Here are some records; copy every line that holds the word "Stochastic".

Figure record extracts:
====================
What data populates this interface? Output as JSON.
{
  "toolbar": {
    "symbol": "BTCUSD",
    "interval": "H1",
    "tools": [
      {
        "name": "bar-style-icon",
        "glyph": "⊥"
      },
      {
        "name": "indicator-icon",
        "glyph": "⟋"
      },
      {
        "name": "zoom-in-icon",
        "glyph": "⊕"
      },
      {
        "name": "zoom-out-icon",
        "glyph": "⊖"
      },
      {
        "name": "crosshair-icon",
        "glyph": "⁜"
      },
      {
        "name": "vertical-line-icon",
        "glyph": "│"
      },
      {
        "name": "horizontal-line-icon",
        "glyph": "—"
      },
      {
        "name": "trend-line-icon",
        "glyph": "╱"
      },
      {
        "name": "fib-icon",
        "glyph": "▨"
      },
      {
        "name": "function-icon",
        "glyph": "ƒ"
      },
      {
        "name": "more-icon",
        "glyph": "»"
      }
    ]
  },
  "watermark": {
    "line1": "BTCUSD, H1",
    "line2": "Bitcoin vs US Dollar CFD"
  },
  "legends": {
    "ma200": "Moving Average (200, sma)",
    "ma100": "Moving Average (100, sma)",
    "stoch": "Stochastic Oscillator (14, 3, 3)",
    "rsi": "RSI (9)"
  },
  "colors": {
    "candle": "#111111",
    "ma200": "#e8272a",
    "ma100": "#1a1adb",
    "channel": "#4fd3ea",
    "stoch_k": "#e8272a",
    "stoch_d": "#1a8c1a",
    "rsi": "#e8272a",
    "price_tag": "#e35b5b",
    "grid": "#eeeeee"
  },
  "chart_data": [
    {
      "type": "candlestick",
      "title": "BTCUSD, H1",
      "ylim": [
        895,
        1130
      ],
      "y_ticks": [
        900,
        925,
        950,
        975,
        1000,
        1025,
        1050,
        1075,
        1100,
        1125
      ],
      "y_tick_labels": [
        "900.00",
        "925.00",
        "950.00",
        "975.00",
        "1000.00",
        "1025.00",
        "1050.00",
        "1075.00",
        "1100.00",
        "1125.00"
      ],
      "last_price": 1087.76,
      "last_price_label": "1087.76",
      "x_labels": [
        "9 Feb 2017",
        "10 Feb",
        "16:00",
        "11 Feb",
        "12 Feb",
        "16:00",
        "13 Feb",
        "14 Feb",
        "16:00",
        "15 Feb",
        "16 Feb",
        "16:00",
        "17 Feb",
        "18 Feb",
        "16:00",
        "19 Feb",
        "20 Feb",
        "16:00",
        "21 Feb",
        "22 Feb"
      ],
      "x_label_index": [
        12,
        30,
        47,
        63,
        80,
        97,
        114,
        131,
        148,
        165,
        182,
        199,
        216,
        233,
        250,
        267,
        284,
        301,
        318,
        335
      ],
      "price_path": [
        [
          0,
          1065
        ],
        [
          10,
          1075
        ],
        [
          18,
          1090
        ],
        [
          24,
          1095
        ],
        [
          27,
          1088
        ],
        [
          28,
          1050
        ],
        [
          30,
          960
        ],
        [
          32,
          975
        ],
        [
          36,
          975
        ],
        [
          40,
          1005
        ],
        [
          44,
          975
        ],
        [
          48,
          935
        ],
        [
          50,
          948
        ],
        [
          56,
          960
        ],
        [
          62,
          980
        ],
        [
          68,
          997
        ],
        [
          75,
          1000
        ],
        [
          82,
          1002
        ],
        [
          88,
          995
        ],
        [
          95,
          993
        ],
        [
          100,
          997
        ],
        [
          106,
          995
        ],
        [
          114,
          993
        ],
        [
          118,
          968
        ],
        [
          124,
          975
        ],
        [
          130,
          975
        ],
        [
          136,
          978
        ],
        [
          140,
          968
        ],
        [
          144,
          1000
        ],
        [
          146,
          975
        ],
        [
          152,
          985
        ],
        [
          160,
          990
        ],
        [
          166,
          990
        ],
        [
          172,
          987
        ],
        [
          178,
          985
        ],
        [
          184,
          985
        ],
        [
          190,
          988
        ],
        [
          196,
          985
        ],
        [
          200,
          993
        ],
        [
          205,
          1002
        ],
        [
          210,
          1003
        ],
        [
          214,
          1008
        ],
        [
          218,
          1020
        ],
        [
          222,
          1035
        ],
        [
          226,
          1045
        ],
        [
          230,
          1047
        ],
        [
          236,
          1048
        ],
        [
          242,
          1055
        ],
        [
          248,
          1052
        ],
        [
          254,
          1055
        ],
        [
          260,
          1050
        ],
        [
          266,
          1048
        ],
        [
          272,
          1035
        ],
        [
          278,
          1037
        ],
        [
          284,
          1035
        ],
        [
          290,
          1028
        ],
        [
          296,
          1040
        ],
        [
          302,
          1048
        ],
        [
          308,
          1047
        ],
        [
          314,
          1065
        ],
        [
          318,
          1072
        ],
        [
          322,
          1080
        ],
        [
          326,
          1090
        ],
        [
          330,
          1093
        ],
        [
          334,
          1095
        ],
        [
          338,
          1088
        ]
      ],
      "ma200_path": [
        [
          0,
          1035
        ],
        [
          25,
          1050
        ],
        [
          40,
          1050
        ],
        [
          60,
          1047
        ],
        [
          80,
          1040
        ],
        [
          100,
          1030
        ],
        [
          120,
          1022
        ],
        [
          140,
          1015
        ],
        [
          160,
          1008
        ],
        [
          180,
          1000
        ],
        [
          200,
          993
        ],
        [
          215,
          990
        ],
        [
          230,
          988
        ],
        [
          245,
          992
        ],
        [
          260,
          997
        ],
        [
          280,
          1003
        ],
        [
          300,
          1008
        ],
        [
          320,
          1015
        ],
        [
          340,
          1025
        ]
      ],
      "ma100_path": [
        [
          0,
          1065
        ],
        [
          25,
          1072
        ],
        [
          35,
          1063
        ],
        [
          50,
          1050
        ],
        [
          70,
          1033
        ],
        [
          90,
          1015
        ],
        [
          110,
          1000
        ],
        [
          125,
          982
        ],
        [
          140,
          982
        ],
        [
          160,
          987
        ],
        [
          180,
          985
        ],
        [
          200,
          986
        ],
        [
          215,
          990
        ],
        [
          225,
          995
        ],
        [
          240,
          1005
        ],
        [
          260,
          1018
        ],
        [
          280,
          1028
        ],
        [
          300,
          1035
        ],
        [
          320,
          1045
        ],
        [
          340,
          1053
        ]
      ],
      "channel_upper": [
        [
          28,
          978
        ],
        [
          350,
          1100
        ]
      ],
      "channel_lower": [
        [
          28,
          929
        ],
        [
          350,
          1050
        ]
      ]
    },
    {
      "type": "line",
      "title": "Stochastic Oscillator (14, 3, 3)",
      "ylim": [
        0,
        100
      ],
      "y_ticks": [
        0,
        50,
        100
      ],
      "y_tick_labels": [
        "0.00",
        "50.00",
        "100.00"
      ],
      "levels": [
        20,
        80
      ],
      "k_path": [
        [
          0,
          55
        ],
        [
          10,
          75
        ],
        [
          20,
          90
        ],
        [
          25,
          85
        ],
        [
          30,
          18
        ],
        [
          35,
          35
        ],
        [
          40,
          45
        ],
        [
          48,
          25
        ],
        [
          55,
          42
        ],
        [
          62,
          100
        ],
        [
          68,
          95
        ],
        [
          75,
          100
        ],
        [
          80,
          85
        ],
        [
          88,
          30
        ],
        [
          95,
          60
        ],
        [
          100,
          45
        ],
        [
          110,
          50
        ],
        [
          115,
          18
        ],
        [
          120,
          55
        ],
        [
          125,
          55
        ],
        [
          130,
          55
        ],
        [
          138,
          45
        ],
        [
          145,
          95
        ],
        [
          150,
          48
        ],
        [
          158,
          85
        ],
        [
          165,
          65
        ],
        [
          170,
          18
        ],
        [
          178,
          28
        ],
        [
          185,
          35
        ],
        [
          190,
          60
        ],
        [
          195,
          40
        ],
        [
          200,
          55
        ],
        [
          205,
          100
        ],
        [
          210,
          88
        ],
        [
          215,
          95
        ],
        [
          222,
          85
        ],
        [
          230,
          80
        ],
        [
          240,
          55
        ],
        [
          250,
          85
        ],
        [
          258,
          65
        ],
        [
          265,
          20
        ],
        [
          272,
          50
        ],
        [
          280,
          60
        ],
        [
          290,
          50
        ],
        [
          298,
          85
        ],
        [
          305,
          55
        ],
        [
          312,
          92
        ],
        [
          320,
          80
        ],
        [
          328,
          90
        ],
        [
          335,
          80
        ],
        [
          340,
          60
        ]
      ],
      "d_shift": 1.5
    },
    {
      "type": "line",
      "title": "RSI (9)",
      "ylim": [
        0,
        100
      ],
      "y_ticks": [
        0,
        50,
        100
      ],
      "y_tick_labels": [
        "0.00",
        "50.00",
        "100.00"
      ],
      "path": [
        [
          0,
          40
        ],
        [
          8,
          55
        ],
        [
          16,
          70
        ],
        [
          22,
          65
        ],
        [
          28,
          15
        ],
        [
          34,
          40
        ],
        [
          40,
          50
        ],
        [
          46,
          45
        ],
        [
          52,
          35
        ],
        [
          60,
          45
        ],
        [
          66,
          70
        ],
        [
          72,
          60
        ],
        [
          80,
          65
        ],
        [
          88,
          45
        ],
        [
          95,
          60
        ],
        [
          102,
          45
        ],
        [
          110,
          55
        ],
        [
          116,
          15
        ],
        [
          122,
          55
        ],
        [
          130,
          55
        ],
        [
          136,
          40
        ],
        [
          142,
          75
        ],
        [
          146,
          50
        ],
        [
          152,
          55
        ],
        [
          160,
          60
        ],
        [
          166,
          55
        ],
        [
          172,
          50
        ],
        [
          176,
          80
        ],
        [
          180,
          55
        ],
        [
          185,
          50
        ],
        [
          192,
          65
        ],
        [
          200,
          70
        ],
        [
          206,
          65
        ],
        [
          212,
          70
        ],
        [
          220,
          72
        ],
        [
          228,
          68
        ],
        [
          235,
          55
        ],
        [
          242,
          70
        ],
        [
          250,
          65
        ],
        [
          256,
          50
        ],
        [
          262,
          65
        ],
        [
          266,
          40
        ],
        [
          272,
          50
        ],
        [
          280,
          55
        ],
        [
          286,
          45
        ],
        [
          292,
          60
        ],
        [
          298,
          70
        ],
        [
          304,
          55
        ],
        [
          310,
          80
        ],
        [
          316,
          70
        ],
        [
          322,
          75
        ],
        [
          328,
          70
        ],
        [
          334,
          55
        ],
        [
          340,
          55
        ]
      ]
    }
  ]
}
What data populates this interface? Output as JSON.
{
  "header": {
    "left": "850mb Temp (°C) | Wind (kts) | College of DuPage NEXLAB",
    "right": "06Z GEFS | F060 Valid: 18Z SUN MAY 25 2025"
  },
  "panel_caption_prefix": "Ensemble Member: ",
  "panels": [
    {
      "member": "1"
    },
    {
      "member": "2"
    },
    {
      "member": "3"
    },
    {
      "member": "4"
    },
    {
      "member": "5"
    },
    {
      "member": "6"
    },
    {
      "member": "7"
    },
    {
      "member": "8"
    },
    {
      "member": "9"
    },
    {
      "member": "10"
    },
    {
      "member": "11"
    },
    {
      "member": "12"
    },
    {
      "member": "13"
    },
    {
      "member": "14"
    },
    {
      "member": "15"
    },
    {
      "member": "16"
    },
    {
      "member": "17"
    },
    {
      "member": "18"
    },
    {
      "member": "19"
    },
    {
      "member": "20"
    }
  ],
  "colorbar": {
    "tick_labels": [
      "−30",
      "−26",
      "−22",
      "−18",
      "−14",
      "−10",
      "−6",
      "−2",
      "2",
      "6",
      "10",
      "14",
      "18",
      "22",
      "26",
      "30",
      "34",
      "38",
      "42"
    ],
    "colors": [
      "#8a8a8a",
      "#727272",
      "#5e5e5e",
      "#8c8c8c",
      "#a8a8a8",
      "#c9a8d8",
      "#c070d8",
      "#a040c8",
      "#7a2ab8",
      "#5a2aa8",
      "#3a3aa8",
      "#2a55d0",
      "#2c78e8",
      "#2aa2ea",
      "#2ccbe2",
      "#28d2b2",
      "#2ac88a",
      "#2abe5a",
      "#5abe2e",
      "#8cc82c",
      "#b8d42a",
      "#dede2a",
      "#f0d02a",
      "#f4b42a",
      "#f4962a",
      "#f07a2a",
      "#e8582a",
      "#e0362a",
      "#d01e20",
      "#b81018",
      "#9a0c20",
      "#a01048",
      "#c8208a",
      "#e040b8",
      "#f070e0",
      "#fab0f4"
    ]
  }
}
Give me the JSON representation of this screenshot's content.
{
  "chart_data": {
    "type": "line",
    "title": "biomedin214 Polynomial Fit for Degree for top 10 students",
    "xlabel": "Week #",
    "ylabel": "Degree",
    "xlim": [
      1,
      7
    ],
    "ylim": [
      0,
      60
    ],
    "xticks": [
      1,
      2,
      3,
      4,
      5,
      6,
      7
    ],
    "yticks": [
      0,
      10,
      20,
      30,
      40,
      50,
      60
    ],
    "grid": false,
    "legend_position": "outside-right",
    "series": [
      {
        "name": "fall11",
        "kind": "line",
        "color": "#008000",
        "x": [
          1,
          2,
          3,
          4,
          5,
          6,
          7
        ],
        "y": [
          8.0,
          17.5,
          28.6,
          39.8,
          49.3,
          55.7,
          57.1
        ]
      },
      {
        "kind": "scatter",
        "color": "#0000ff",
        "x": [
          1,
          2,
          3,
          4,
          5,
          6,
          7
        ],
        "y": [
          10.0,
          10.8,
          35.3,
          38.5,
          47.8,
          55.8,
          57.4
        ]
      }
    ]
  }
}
====================
Response:
    "stoch": "Stochastic Oscillator (14, 3, 3)",
      "title": "Stochastic Oscillator (14, 3, 3)",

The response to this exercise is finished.